■ Given task ■
Set down each record exactly as written.

■ Figure record listings ■

▼

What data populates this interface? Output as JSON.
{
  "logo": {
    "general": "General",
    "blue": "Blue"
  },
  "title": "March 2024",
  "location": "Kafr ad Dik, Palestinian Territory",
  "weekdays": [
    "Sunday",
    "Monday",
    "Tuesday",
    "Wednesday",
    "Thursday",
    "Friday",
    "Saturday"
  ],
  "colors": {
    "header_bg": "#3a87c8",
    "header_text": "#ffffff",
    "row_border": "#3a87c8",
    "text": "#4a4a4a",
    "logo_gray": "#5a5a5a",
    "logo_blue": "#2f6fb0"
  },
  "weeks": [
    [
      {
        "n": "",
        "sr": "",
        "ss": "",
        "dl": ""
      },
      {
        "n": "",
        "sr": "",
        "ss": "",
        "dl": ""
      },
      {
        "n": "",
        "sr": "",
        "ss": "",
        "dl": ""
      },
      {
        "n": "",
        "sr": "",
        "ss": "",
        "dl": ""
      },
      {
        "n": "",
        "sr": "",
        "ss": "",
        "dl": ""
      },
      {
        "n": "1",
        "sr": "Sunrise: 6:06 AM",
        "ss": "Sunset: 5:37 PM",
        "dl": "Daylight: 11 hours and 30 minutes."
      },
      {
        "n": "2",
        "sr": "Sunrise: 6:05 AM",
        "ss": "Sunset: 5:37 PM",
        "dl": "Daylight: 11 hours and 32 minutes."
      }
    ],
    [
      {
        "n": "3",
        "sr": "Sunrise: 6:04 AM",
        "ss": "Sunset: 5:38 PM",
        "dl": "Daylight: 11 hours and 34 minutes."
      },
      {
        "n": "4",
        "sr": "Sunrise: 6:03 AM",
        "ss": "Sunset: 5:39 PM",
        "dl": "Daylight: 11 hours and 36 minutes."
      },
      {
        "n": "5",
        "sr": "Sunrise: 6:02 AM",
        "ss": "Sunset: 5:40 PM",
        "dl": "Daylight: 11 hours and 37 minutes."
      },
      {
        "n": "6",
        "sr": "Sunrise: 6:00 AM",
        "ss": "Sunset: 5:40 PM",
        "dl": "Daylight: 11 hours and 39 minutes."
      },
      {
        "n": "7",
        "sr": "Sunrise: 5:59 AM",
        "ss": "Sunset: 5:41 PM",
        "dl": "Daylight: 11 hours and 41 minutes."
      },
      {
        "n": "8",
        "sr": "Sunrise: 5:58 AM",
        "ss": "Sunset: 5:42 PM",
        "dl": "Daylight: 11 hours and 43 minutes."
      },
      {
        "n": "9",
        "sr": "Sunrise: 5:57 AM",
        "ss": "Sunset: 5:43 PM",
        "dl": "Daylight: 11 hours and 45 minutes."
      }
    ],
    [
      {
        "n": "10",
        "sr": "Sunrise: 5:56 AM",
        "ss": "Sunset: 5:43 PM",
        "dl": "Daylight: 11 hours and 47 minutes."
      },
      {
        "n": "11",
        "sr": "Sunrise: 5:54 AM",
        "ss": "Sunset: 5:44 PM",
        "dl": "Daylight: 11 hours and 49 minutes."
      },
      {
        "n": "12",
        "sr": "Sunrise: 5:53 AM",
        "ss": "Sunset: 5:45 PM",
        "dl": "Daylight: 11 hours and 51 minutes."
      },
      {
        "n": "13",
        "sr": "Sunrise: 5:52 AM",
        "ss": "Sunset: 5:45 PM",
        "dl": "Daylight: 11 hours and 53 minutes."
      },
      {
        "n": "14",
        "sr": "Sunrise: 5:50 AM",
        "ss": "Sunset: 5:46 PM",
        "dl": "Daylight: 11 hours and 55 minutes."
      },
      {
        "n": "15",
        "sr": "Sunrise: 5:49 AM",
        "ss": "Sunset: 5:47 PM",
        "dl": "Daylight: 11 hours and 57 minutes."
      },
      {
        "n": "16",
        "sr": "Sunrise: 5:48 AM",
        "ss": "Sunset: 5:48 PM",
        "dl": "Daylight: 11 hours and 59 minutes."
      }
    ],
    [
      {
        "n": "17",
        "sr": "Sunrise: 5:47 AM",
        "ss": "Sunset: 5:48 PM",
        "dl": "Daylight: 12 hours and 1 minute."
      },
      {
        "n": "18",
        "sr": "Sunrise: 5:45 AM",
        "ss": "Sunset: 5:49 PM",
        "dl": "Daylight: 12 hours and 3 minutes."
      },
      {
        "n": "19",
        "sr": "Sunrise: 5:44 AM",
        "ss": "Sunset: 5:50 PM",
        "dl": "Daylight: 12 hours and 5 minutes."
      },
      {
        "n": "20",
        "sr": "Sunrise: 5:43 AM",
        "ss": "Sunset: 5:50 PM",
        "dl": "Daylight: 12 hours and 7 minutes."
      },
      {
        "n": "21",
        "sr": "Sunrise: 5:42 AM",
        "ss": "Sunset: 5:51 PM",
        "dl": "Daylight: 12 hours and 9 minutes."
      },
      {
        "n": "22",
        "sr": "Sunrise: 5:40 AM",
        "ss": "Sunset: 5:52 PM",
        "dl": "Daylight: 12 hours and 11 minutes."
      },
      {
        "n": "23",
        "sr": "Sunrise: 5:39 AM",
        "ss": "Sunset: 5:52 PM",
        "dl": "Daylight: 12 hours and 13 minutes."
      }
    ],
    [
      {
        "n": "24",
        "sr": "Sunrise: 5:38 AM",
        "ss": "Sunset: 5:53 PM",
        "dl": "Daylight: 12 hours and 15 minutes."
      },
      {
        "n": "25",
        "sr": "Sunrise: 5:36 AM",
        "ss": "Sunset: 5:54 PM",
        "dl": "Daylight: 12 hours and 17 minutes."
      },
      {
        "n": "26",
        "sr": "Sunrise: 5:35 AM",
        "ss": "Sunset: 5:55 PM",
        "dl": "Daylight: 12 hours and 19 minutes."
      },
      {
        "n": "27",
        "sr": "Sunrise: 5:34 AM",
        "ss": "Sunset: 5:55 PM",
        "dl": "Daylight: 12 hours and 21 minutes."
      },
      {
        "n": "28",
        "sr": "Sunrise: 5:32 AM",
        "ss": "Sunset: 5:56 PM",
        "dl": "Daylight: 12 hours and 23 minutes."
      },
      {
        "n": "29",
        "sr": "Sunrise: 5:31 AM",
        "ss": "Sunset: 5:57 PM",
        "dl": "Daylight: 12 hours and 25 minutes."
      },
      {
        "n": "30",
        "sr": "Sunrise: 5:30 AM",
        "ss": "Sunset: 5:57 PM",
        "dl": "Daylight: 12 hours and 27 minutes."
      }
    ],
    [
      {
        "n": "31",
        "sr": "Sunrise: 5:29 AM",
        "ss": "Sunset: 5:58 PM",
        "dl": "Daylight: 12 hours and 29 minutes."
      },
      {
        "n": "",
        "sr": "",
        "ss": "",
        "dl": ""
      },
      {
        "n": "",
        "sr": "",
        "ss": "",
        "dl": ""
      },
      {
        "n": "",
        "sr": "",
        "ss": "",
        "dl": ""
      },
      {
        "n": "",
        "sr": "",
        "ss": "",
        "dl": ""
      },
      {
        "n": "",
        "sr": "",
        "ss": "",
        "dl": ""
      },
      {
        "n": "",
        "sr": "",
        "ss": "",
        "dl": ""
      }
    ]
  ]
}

▲

■ Task response ■
What data populates this interface? Output as JSON.
{
  "logo": {
    "general": "General",
    "blue": "Blue"
  },
  "title": "March 2024",
  "location": "Kafr ad Dik, Palestinian Territory",
  "weekdays": [
    "Sunday",
    "Monday",
    "Tuesday",
    "Wednesday",
    "Thursday",
    "Friday",
    "Saturday"
  ],
  "colors": {
    "header_bg": "#3a87c8",
    "header_text": "#ffffff",
    "row_border": "#3a87c8",
    "text": "#4a4a4a",
    "logo_gray": "#5a5a5a",
    "logo_blue": "#2f6fb0"
  },
  "weeks": [
    [
      {
        "n": "",
        "sr": "",
        "ss": "",
        "dl": ""
      },
      {
        "n": "",
        "sr": "",
        "ss": "",
        "dl": ""
      },
      {
        "n": "",
        "sr": "",
        "ss": "",
        "dl": ""
      },
      {
        "n": "",
        "sr": "",
        "ss": "",
        "dl": ""
      },
      {
        "n": "",
        "sr": "",
        "ss": "",
        "dl": ""
      },
      {
        "n": "1",
        "sr": "Sunrise: 6:06 AM",
        "ss": "Sunset: 5:37 PM",
        "dl": "Daylight: 11 hours and 30 minutes."
      },
      {
        "n": "2",
        "sr": "Sunrise: 6:05 AM",
        "ss": "Sunset: 5:37 PM",
        "dl": "Daylight: 11 hours and 32 minutes."
      }
    ],
    [
      {
        "n": "3",
        "sr": "Sunrise: 6:04 AM",
        "ss": "Sunset: 5:38 PM",
        "dl": "Daylight: 11 hours and 34 minutes."
      },
      {
        "n": "4",
        "sr": "Sunrise: 6:03 AM",
        "ss": "Sunset: 5:39 PM",
        "dl": "Daylight: 11 hours and 36 minutes."
      },
      {
        "n": "5",
        "sr": "Sunrise: 6:02 AM",
        "ss": "Sunset: 5:40 PM",
        "dl": "Daylight: 11 hours and 37 minutes."
      },
      {
        "n": "6",
        "sr": "Sunrise: 6:00 AM",
        "ss": "Sunset: 5:40 PM",
        "dl": "Daylight: 11 hours and 39 minutes."
      },
      {
        "n": "7",
        "sr": "Sunrise: 5:59 AM",
        "ss": "Sunset: 5:41 PM",
        "dl": "Daylight: 11 hours and 41 minutes."
      },
      {
        "n": "8",
        "sr": "Sunrise: 5:58 AM",
        "ss": "Sunset: 5:42 PM",
        "dl": "Daylight: 11 hours and 43 minutes."
      },
      {
        "n": "9",
        "sr": "Sunrise: 5:57 AM",
        "ss": "Sunset: 5:43 PM",
        "dl": "Daylight: 11 hours and 45 minutes."
      }
    ],
    [
      {
        "n": "10",
        "sr": "Sunrise: 5:56 AM",
        "ss": "Sunset: 5:43 PM",
        "dl": "Daylight: 11 hours and 47 minutes."
      },
      {
        "n": "11",
        "sr": "Sunrise: 5:54 AM",
        "ss": "Sunset: 5:44 PM",
        "dl": "Daylight: 11 hours and 49 minutes."
      },
      {
        "n": "12",
        "sr": "Sunrise: 5:53 AM",
        "ss": "Sunset: 5:45 PM",
        "dl": "Daylight: 11 hours and 51 minutes."
      },
      {
        "n": "13",
        "sr": "Sunrise: 5:52 AM",
        "ss": "Sunset: 5:45 PM",
        "dl": "Daylight: 11 hours and 53 minutes."
      },
      {
        "n": "14",
        "sr": "Sunrise: 5:50 AM",
        "ss": "Sunset: 5:46 PM",
        "dl": "Daylight: 11 hours and 55 minutes."
      },
      {
        "n": "15",
        "sr": "Sunrise: 5:49 AM",
        "ss": "Sunset: 5:47 PM",
        "dl": "Daylight: 11 hours and 57 minutes."
      },
      {
        "n": "16",
        "sr": "Sunrise: 5:48 AM",
        "ss": "Sunset: 5:48 PM",
        "dl": "Daylight: 11 hours and 59 minutes."
      }
    ],
    [
      {
        "n": "17",
        "sr": "Sunrise: 5:47 AM",
        "ss": "Sunset: 5:48 PM",
        "dl": "Daylight: 12 hours and 1 minute."
      },
      {
        "n": "18",
        "sr": "Sunrise: 5:45 AM",
        "ss": "Sunset: 5:49 PM",
        "dl": "Daylight: 12 hours and 3 minutes."
      },
      {
        "n": "19",
        "sr": "Sunrise: 5:44 AM",
        "ss": "Sunset: 5:50 PM",
        "dl": "Daylight: 12 hours and 5 minutes."
      },
      {
        "n": "20",
        "sr": "Sunrise: 5:43 AM",
        "ss": "Sunset: 5:50 PM",
        "dl": "Daylight: 12 hours and 7 minutes."
      },
      {
        "n": "21",
        "sr": "Sunrise: 5:42 AM",
        "ss": "Sunset: 5:51 PM",
        "dl": "Daylight: 12 hours and 9 minutes."
      },
      {
        "n": "22",
        "sr": "Sunrise: 5:40 AM",
        "ss": "Sunset: 5:52 PM",
        "dl": "Daylight: 12 hours and 11 minutes."
      },
      {
        "n": "23",
        "sr": "Sunrise: 5:39 AM",
        "ss": "Sunset: 5:52 PM",
        "dl": "Daylight: 12 hours and 13 minutes."
      }
    ],
    [
      {
        "n": "24",
        "sr": "Sunrise: 5:38 AM",
        "ss": "Sunset: 5:53 PM",
        "dl": "Daylight: 12 hours and 15 minutes."
      },
      {
        "n": "25",
        "sr": "Sunrise: 5:36 AM",
        "ss": "Sunset: 5:54 PM",
        "dl": "Daylight: 12 hours and 17 minutes."
      },
      {
        "n": "26",
        "sr": "Sunrise: 5:35 AM",
        "ss": "Sunset: 5:55 PM",
        "dl": "Daylight: 12 hours and 19 minutes."
      },
      {
        "n": "27",
        "sr": "Sunrise: 5:34 AM",
        "ss": "Sunset: 5:55 PM",
        "dl": "Daylight: 12 hours and 21 minutes."
      },
      {
        "n": "28",
        "sr": "Sunrise: 5:32 AM",
        "ss": "Sunset: 5:56 PM",
        "dl": "Daylight: 12 hours and 23 minutes."
      },
      {
        "n": "29",
        "sr": "Sunrise: 5:31 AM",
        "ss": "Sunset: 5:57 PM",
        "dl": "Daylight: 12 hours and 25 minutes."
      },
      {
        "n": "30",
        "sr": "Sunrise: 5:30 AM",
        "ss": "Sunset: 5:57 PM",
        "dl": "Daylight: 12 hours and 27 minutes."
      }
    ],
    [
      {
        "n": "31",
        "sr": "Sunrise: 5:29 AM",
        "ss": "Sunset: 5:58 PM",
        "dl": "Daylight: 12 hours and 29 minutes."
      },
      {
        "n": "",
        "sr": "",
        "ss": "",
        "dl": ""
      },
      {
        "n": "",
        "sr": "",
        "ss": "",
        "dl": ""
      },
      {
        "n": "",
        "sr": "",
        "ss": "",
        "dl": ""
      },
      {
        "n": "",
        "sr": "",
        "ss": "",
        "dl": ""
      },
      {
        "n": "",
        "sr": "",
        "ss": "",
        "dl": ""
      },
      {
        "n": "",
        "sr": "",
        "ss": "",
        "dl": ""
      }
    ]
  ]
}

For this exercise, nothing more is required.